--- START ---

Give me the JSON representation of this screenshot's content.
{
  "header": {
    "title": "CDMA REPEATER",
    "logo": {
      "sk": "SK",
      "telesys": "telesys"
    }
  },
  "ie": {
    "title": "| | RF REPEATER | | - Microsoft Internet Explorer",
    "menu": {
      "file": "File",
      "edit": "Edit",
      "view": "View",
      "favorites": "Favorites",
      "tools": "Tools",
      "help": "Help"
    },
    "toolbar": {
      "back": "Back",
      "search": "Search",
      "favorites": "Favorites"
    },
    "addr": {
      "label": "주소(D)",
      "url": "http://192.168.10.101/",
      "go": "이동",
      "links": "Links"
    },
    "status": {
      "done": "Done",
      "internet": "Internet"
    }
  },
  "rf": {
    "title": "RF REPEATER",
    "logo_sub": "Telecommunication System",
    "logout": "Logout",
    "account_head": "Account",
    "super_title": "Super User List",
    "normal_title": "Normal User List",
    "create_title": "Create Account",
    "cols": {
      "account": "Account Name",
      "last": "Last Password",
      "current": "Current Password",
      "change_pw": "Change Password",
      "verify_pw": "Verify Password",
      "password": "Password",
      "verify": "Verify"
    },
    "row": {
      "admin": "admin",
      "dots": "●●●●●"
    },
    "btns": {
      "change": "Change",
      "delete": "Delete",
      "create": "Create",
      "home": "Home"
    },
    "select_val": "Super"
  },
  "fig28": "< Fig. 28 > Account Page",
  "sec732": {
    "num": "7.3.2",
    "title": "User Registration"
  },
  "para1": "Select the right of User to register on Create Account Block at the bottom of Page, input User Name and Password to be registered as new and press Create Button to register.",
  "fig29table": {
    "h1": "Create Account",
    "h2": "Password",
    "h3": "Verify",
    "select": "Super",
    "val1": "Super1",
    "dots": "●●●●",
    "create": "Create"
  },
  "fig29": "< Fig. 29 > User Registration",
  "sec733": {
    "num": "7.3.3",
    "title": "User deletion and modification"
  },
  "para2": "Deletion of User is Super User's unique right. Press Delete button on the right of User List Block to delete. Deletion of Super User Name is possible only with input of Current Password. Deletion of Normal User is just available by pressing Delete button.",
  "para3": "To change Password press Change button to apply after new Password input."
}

--- END ---

* [Aim of the exercise]:
Report each line in the data that holds the word "Current".

* [Reply]:
      "current": "Current Password",
  "para2": "Deletion of User is Super User's unique right. Press Delete button on the right of User List Block to delete. Deletion of Super User Name is possible only with input of Current Password. Deletion of Normal User is just available by pressing Delete button.",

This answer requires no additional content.